## THE REQUEST
Write out all the material exactly. Leave nothing out.

## THE RECORDS

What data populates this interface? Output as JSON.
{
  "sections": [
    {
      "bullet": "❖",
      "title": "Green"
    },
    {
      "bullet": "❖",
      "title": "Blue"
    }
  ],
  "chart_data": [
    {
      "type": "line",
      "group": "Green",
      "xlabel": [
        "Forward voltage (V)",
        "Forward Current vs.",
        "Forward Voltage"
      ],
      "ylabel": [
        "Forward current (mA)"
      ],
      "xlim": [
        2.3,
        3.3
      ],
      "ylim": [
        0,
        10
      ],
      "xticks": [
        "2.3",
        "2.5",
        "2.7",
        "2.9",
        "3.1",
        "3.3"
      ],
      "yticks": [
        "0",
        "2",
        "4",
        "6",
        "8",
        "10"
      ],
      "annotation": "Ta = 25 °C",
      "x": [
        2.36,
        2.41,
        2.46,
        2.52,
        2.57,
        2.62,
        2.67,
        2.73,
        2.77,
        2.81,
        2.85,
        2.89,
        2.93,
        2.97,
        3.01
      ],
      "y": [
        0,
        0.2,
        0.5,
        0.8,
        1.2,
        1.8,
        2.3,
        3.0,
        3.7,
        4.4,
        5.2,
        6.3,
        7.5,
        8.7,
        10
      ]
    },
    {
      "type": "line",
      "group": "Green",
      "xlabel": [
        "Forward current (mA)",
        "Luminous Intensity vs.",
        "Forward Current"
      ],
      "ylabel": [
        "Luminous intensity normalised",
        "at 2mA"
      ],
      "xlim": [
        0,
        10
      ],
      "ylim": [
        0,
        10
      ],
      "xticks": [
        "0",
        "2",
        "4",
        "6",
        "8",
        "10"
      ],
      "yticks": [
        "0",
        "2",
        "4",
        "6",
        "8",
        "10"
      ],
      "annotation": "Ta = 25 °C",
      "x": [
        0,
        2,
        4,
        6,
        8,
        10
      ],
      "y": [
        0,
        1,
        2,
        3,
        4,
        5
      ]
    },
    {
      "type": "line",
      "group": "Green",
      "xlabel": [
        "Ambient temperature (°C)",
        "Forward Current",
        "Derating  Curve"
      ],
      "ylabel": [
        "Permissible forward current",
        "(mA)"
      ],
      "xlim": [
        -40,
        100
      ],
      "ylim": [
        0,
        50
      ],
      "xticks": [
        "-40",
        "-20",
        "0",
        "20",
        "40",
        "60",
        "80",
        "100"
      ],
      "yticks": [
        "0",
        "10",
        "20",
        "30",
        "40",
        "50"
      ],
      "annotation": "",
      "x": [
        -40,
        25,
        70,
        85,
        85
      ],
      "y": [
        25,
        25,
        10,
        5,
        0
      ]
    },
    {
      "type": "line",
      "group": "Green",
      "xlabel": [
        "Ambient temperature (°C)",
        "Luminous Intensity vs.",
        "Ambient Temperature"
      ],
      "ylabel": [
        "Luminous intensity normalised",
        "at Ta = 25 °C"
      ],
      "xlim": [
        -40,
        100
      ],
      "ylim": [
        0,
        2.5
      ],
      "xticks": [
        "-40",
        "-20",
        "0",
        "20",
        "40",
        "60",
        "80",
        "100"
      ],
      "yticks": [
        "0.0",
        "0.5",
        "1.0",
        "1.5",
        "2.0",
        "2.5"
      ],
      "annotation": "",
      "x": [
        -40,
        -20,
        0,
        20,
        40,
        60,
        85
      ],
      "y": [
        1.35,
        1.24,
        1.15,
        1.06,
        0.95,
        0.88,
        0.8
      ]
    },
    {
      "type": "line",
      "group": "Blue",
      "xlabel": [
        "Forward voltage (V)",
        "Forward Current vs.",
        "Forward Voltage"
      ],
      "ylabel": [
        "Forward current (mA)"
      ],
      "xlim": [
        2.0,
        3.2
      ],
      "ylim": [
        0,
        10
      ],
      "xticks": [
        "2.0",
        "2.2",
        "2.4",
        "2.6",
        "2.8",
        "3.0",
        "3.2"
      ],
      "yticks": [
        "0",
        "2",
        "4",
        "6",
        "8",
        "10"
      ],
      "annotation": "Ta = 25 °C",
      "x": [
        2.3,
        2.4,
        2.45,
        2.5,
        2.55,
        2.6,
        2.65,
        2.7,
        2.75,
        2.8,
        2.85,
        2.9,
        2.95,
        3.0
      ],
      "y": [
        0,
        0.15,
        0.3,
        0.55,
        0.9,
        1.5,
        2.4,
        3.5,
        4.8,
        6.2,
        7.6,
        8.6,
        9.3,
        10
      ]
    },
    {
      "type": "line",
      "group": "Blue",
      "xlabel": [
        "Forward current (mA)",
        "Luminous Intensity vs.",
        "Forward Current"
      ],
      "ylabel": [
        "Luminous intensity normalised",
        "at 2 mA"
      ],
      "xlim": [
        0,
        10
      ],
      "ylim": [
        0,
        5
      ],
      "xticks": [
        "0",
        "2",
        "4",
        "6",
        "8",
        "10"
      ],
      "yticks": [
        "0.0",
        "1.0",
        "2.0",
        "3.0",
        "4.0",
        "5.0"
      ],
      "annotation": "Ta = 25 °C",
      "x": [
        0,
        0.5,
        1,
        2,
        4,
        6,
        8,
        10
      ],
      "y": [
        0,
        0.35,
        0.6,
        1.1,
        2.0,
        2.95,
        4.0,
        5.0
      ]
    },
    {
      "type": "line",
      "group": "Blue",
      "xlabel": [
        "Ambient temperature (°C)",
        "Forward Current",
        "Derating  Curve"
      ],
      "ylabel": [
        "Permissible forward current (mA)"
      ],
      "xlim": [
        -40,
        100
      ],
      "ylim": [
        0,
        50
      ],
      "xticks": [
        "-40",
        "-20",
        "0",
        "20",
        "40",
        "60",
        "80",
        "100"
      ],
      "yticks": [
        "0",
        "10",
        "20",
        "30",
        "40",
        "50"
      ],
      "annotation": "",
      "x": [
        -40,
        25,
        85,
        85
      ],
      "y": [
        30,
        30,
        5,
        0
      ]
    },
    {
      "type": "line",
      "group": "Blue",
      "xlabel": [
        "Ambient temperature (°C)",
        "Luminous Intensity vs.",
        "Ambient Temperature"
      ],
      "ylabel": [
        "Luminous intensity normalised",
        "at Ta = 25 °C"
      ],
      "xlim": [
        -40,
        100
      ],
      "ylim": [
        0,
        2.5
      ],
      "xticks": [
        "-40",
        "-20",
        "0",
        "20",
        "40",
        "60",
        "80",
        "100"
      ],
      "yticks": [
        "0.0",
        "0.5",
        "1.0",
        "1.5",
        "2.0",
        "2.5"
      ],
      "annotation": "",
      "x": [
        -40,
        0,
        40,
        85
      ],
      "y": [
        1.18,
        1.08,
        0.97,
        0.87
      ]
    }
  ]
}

## ANSWER FOR THE TASK
What data populates this interface? Output as JSON.
{
  "sections": [
    {
      "bullet": "❖",
      "title": "Green"
    },
    {
      "bullet": "❖",
      "title": "Blue"
    }
  ],
  "chart_data": [
    {
      "type": "line",
      "group": "Green",
      "xlabel": [
        "Forward voltage (V)",
        "Forward Current vs.",
        "Forward Voltage"
      ],
      "ylabel": [
        "Forward current (mA)"
      ],
      "xlim": [
        2.3,
        3.3
      ],
      "ylim": [
        0,
        10
      ],
      "xticks": [
        "2.3",
        "2.5",
        "2.7",
        "2.9",
        "3.1",
        "3.3"
      ],
      "yticks": [
        "0",
        "2",
        "4",
        "6",
        "8",
        "10"
      ],
      "annotation": "Ta = 25 °C",
      "x": [
        2.36,
        2.41,
        2.46,
        2.52,
        2.57,
        2.62,
        2.67,
        2.73,
        2.77,
        2.81,
        2.85,
        2.89,
        2.93,
        2.97,
        3.01
      ],
      "y": [
        0,
        0.2,
        0.5,
        0.8,
        1.2,
        1.8,
        2.3,
        3.0,
        3.7,
        4.4,
        5.2,
        6.3,
        7.5,
        8.7,
        10
      ]
    },
    {
      "type": "line",
      "group": "Green",
      "xlabel": [
        "Forward current (mA)",
        "Luminous Intensity vs.",
        "Forward Current"
      ],
      "ylabel": [
        "Luminous intensity normalised",
        "at 2mA"
      ],
      "xlim": [
        0,
        10
      ],
      "ylim": [
        0,
        10
      ],
      "xticks": [
        "0",
        "2",
        "4",
        "6",
        "8",
        "10"
      ],
      "yticks": [
        "0",
        "2",
        "4",
        "6",
        "8",
        "10"
      ],
      "annotation": "Ta = 25 °C",
      "x": [
        0,
        2,
        4,
        6,
        8,
        10
      ],
      "y": [
        0,
        1,
        2,
        3,
        4,
        5
      ]
    },
    {
      "type": "line",
      "group": "Green",
      "xlabel": [
        "Ambient temperature (°C)",
        "Forward Current",
        "Derating  Curve"
      ],
      "ylabel": [
        "Permissible forward current",
        "(mA)"
      ],
      "xlim": [
        -40,
        100
      ],
      "ylim": [
        0,
        50
      ],
      "xticks": [
        "-40",
        "-20",
        "0",
        "20",
        "40",
        "60",
        "80",
        "100"
      ],
      "yticks": [
        "0",
        "10",
        "20",
        "30",
        "40",
        "50"
      ],
      "annotation": "",
      "x": [
        -40,
        25,
        70,
        85,
        85
      ],
      "y": [
        25,
        25,
        10,
        5,
        0
      ]
    },
    {
      "type": "line",
      "group": "Green",
      "xlabel": [
        "Ambient temperature (°C)",
        "Luminous Intensity vs.",
        "Ambient Temperature"
      ],
      "ylabel": [
        "Luminous intensity normalised",
        "at Ta = 25 °C"
      ],
      "xlim": [
        -40,
        100
      ],
      "ylim": [
        0,
        2.5
      ],
      "xticks": [
        "-40",
        "-20",
        "0",
        "20",
        "40",
        "60",
        "80",
        "100"
      ],
      "yticks": [
        "0.0",
        "0.5",
        "1.0",
        "1.5",
        "2.0",
        "2.5"
      ],
      "annotation": "",
      "x": [
        -40,
        -20,
        0,
        20,
        40,
        60,
        85
      ],
      "y": [
        1.35,
        1.24,
        1.15,
        1.06,
        0.95,
        0.88,
        0.8
      ]
    },
    {
      "type": "line",
      "group": "Blue",
      "xlabel": [
        "Forward voltage (V)",
        "Forward Current vs.",
        "Forward Voltage"
      ],
      "ylabel": [
        "Forward current (mA)"
      ],
      "xlim": [
        2.0,
        3.2
      ],
      "ylim": [
        0,
        10
      ],
      "xticks": [
        "2.0",
        "2.2",
        "2.4",
        "2.6",
        "2.8",
        "3.0",
        "3.2"
      ],
      "yticks": [
        "0",
        "2",
        "4",
        "6",
        "8",
        "10"
      ],
      "annotation": "Ta = 25 °C",
      "x": [
        2.3,
        2.4,
        2.45,
        2.5,
        2.55,
        2.6,
        2.65,
        2.7,
        2.75,
        2.8,
        2.85,
        2.9,
        2.95,
        3.0
      ],
      "y": [
        0,
        0.15,
        0.3,
        0.55,
        0.9,
        1.5,
        2.4,
        3.5,
        4.8,
        6.2,
        7.6,
        8.6,
        9.3,
        10
      ]
    },
    {
      "type": "line",
      "group": "Blue",
      "xlabel": [
        "Forward current (mA)",
        "Luminous Intensity vs.",
        "Forward Current"
      ],
      "ylabel": [
        "Luminous intensity normalised",
        "at 2 mA"
      ],
      "xlim": [
        0,
        10
      ],
      "ylim": [
        0,
        5
      ],
      "xticks": [
        "0",
        "2",
        "4",
        "6",
        "8",
        "10"
      ],
      "yticks": [
        "0.0",
        "1.0",
        "2.0",
        "3.0",
        "4.0",
        "5.0"
      ],
      "annotation": "Ta = 25 °C",
      "x": [
        0,
        0.5,
        1,
        2,
        4,
        6,
        8,
        10
      ],
      "y": [
        0,
        0.35,
        0.6,
        1.1,
        2.0,
        2.95,
        4.0,
        5.0
      ]
    },
    {
      "type": "line",
      "group": "Blue",
      "xlabel": [
        "Ambient temperature (°C)",
        "Forward Current",
        "Derating  Curve"
      ],
      "ylabel": [
        "Permissible forward current (mA)"
      ],
      "xlim": [
        -40,
        100
      ],
      "ylim": [
        0,
        50
      ],
      "xticks": [
        "-40",
        "-20",
        "0",
        "20",
        "40",
        "60",
        "80",
        "100"
      ],
      "yticks": [
        "0",
        "10",
        "20",
        "30",
        "40",
        "50"
      ],
      "annotation": "",
      "x": [
        -40,
        25,
        85,
        85
      ],
      "y": [
        30,
        30,
        5,
        0
      ]
    },
    {
      "type": "line",
      "group": "Blue",
      "xlabel": [
        "Ambient temperature (°C)",
        "Luminous Intensity vs.",
        "Ambient Temperature"
      ],
      "ylabel": [
        "Luminous intensity normalised",
        "at Ta = 25 °C"
      ],
      "xlim": [
        -40,
        100
      ],
      "ylim": [
        0,
        2.5
      ],
      "xticks": [
        "-40",
        "-20",
        "0",
        "20",
        "40",
        "60",
        "80",
        "100"
      ],
      "yticks": [
        "0.0",
        "0.5",
        "1.0",
        "1.5",
        "2.0",
        "2.5"
      ],
      "annotation": "",
      "x": [
        -40,
        0,
        40,
        85
      ],
      "y": [
        1.18,
        1.08,
        0.97,
        0.87
      ]
    }
  ]
}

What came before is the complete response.